** Begin DATASET **

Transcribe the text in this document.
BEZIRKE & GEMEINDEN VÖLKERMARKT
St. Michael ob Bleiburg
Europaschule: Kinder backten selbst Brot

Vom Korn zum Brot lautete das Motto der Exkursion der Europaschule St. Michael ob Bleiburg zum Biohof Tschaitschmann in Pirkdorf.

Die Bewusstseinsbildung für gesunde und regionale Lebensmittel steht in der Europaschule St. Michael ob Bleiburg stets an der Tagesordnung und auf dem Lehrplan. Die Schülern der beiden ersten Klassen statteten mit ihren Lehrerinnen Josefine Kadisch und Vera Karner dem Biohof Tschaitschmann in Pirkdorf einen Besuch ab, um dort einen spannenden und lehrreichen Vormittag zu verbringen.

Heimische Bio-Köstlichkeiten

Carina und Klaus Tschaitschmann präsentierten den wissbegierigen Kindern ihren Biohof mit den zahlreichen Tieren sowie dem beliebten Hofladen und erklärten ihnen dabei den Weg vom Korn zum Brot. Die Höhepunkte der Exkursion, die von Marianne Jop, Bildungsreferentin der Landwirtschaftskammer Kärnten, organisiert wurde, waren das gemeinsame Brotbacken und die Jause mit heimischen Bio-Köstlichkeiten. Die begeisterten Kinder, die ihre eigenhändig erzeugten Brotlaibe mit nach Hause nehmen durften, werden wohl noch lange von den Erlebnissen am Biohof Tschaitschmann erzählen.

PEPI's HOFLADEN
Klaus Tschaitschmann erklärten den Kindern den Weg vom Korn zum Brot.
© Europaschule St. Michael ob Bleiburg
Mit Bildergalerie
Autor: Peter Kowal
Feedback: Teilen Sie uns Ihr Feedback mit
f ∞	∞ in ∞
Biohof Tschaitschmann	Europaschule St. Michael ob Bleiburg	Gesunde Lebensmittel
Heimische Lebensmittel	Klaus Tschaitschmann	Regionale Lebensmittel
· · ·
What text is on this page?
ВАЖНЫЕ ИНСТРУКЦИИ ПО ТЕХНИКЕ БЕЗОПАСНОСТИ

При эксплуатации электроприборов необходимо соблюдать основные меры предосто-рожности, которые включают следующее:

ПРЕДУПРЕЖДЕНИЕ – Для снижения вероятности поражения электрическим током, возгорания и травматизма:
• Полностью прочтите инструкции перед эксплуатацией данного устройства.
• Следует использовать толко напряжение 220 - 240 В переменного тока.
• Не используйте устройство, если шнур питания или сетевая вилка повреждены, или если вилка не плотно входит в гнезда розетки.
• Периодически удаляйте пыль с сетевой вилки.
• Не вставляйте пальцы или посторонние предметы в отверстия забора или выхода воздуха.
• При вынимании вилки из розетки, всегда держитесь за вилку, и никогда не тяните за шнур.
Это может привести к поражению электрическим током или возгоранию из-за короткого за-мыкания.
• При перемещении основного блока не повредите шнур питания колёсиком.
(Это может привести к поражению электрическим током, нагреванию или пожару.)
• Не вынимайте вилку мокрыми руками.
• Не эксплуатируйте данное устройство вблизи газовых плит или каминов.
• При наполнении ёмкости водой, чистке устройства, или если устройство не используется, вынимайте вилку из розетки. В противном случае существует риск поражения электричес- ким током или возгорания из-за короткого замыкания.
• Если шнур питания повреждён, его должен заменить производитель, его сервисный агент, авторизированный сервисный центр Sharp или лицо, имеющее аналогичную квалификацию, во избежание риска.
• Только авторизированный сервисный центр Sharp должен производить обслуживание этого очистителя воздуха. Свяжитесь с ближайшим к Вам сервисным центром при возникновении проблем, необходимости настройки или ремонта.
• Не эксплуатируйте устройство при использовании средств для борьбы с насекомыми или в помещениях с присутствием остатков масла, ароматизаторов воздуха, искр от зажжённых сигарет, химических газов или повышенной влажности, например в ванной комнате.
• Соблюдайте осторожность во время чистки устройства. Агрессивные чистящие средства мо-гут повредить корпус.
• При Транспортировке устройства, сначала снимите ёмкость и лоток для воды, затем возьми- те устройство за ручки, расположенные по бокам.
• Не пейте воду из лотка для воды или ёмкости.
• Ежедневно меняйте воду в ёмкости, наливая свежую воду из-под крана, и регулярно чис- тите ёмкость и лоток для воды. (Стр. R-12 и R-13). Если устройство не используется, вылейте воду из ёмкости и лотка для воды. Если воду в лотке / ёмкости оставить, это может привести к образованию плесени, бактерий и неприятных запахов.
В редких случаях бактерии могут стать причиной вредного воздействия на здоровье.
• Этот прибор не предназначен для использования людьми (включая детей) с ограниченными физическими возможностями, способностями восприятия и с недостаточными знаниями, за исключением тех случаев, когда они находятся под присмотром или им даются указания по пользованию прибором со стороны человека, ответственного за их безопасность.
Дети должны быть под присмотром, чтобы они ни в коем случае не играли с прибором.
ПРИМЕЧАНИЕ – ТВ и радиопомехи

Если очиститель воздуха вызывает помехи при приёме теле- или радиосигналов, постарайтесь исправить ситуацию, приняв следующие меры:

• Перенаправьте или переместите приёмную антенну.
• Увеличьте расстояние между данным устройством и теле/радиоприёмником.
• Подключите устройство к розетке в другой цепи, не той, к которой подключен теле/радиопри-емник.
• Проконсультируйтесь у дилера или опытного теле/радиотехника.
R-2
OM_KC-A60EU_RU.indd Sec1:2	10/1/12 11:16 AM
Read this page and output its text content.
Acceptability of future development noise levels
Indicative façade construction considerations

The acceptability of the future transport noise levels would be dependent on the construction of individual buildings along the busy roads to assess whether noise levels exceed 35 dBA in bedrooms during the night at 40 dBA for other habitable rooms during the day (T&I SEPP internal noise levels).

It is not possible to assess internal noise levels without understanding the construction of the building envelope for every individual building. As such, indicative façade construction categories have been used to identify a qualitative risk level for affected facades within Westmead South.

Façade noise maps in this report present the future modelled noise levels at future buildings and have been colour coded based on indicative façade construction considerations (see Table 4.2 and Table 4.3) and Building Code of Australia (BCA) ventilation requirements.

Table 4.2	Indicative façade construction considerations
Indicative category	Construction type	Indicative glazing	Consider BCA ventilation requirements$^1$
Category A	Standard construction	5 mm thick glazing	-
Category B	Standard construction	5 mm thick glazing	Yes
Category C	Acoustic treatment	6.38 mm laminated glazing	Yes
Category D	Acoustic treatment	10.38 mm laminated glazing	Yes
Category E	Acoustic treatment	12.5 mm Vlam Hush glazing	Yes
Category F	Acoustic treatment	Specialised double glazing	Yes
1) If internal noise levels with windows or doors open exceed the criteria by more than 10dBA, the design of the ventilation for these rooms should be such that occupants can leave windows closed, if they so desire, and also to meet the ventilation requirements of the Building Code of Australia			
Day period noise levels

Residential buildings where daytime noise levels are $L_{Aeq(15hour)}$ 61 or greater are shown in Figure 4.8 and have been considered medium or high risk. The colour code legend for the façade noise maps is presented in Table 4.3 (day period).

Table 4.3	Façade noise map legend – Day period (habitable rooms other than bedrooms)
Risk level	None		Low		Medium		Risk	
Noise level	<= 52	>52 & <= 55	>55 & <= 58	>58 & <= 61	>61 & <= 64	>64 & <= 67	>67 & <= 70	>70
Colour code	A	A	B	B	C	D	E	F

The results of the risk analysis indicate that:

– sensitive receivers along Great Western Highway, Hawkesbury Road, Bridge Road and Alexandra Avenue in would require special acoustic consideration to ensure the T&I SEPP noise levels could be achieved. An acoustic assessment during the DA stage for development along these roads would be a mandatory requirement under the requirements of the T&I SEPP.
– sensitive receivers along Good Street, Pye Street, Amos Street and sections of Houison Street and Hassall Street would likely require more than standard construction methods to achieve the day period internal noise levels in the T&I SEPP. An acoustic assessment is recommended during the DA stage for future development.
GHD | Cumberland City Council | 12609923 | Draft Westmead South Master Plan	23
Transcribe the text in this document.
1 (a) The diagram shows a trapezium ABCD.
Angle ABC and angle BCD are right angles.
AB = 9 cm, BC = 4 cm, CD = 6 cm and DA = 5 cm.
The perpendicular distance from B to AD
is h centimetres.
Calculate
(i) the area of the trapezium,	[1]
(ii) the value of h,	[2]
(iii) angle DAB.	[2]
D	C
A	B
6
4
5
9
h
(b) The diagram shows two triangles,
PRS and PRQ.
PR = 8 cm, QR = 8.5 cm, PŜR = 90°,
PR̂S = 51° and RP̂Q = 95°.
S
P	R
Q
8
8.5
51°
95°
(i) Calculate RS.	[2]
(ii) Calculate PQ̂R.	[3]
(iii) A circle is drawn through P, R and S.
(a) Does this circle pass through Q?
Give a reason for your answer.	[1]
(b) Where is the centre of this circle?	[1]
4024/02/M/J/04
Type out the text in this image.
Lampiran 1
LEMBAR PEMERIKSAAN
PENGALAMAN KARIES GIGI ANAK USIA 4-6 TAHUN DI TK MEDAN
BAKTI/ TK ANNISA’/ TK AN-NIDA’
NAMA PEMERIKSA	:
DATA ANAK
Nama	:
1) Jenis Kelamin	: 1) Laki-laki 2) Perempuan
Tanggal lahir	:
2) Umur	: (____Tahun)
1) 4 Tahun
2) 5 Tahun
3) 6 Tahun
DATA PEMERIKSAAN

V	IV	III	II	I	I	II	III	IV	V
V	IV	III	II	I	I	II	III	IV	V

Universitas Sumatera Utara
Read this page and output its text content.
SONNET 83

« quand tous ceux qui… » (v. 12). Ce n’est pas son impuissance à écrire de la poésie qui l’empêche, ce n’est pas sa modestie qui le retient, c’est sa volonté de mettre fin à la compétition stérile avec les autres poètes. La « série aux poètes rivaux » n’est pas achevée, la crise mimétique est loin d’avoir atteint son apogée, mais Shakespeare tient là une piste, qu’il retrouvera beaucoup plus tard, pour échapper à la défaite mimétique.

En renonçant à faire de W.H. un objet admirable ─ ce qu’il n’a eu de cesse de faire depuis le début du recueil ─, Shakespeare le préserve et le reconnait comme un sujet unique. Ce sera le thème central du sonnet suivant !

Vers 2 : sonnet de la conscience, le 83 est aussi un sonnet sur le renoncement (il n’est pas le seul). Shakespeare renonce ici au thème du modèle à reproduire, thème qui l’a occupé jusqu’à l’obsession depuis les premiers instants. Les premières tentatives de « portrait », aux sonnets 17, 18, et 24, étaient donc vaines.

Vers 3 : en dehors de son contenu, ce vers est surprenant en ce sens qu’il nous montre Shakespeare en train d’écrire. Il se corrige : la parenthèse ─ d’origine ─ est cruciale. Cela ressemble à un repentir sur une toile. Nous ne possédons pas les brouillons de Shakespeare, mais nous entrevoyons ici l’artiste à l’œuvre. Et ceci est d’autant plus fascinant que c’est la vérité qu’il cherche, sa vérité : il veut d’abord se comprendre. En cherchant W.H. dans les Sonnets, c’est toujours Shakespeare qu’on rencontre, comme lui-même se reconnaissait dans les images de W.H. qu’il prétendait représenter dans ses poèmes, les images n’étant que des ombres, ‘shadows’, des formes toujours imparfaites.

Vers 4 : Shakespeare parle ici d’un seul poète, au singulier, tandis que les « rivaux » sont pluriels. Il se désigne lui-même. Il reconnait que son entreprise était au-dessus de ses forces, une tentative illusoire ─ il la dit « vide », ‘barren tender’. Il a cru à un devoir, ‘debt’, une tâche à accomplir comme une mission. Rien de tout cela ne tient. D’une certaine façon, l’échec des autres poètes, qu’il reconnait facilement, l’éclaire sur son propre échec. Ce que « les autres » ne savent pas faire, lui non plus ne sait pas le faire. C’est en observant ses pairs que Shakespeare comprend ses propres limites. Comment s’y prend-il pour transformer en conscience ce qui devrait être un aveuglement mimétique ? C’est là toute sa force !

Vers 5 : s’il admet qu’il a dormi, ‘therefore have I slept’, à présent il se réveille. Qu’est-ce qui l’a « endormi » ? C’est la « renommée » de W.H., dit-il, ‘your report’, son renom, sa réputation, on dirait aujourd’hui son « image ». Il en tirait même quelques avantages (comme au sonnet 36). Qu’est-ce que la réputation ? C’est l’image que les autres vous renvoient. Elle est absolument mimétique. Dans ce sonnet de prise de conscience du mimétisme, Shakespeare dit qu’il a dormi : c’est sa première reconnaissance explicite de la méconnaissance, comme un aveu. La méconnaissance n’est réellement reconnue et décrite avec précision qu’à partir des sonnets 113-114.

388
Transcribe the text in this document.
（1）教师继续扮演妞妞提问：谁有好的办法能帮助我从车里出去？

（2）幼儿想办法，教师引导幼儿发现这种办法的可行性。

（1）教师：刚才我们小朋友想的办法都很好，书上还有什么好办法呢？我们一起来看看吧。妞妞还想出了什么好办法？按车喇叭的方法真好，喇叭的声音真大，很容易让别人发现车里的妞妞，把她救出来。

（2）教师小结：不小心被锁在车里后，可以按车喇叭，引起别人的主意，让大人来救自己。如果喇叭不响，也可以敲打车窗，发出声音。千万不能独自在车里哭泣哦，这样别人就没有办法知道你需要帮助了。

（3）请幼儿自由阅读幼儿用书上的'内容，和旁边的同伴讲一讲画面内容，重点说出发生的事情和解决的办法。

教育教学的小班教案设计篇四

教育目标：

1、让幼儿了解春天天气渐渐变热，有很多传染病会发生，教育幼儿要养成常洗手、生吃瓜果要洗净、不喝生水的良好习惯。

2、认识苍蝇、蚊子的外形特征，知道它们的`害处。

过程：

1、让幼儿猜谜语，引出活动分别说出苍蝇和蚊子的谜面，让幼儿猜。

** End DATASET **

*SET PROBLEM*
Extract each line from the entries above that contains the string "shows".

*REPLY*
1 (a) The diagram shows a trapezium ABCD.
(b) The diagram shows two triangles,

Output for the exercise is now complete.